> [Supplied records]:
* * *

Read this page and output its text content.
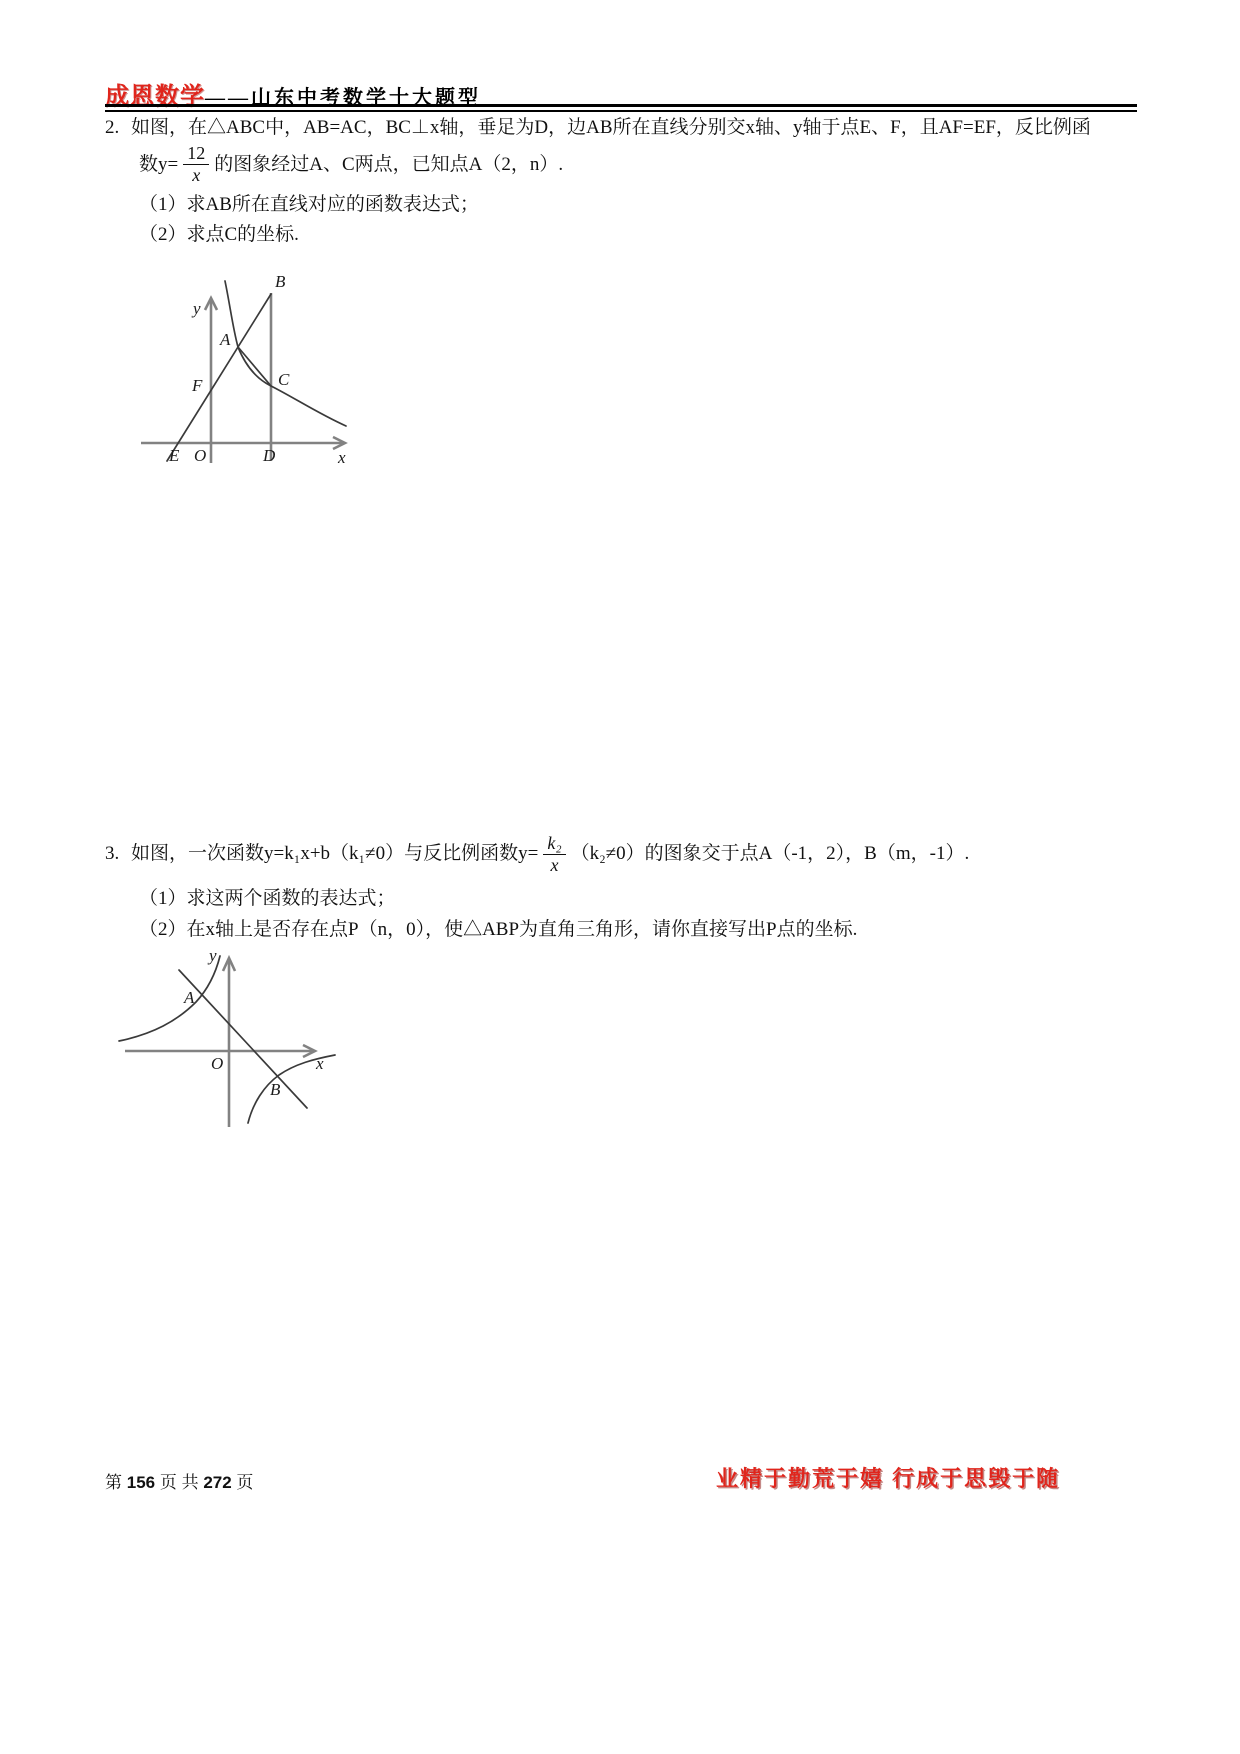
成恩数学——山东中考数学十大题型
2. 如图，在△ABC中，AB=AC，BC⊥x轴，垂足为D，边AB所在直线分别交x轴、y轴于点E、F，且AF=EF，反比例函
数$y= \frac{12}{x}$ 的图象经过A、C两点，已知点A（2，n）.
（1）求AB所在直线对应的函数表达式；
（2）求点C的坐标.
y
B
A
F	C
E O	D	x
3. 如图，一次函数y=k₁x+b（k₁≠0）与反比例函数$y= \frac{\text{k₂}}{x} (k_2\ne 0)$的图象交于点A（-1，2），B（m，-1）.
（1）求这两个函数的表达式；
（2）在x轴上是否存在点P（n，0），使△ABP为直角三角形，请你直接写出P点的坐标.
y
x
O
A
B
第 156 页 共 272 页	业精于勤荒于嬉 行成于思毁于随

* * *

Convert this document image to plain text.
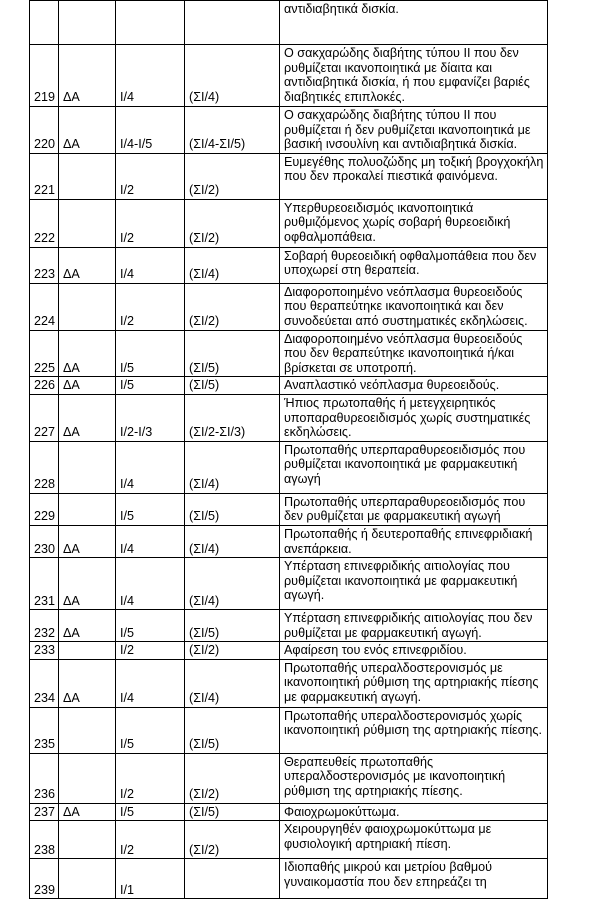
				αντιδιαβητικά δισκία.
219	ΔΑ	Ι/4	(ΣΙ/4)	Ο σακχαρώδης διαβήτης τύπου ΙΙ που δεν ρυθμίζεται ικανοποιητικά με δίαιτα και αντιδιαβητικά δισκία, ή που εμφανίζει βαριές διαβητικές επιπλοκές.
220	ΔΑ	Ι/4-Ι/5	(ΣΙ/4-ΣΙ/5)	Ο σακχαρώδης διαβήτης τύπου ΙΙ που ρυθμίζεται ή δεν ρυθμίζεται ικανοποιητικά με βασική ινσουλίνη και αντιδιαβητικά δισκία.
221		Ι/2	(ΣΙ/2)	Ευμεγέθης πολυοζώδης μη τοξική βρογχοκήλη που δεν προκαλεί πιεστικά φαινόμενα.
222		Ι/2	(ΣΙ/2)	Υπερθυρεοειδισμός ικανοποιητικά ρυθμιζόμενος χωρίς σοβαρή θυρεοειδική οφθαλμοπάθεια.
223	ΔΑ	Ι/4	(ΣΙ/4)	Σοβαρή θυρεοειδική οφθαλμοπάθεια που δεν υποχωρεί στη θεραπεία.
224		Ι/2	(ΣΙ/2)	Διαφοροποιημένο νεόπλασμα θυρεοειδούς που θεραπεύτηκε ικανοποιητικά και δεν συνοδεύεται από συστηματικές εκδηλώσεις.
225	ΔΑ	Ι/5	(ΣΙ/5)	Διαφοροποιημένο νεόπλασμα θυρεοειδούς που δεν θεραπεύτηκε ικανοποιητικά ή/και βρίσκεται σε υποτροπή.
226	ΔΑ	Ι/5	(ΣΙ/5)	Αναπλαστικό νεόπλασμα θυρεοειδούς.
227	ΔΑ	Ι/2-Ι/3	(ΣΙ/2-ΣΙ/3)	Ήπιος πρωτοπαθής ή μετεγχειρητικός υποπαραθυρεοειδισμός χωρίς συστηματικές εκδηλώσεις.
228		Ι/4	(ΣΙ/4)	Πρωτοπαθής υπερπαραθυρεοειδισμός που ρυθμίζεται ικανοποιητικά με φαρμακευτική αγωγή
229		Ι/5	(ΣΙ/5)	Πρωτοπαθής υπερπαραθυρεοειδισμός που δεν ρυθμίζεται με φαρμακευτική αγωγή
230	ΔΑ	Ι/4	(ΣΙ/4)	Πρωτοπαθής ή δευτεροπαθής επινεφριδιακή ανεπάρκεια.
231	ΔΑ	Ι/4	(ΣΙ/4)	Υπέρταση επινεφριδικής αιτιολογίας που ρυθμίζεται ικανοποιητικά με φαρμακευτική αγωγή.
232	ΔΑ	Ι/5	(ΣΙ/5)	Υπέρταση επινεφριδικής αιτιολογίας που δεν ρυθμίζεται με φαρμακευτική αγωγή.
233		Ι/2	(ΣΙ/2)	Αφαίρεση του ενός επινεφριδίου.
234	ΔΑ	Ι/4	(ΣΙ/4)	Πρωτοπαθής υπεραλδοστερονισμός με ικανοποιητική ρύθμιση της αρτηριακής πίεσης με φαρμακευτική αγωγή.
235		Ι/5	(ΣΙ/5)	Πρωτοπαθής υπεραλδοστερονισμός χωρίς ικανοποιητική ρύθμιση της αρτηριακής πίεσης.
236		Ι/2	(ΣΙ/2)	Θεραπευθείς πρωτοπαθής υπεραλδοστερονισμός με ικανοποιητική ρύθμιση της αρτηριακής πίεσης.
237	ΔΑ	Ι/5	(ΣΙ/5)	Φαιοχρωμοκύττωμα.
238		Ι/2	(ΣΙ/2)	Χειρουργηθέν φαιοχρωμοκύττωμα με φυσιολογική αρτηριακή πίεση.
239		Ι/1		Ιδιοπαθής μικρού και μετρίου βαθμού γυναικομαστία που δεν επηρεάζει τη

* * *

> [Work required]:
Check each line of the records above for "αγωγή", and copy those that have it.

> [In response]:
228		Ι/4	(ΣΙ/4)	Πρωτοπαθής υπερπαραθυρεοειδισμός που ρυθμίζεται ικανοποιητικά με φαρμακευτική αγωγή
229		Ι/5	(ΣΙ/5)	Πρωτοπαθής υπερπαραθυρεοειδισμός που δεν ρυθμίζεται με φαρμακευτική αγωγή
231	ΔΑ	Ι/4	(ΣΙ/4)	Υπέρταση επινεφριδικής αιτιολογίας που ρυθμίζεται ικανοποιητικά με φαρμακευτική αγωγή.
232	ΔΑ	Ι/5	(ΣΙ/5)	Υπέρταση επινεφριδικής αιτιολογίας που δεν ρυθμίζεται με φαρμακευτική αγωγή.
234	ΔΑ	Ι/4	(ΣΙ/4)	Πρωτοπαθής υπεραλδοστερονισμός με ικανοποιητική ρύθμιση της αρτηριακής πίεσης με φαρμακευτική αγωγή.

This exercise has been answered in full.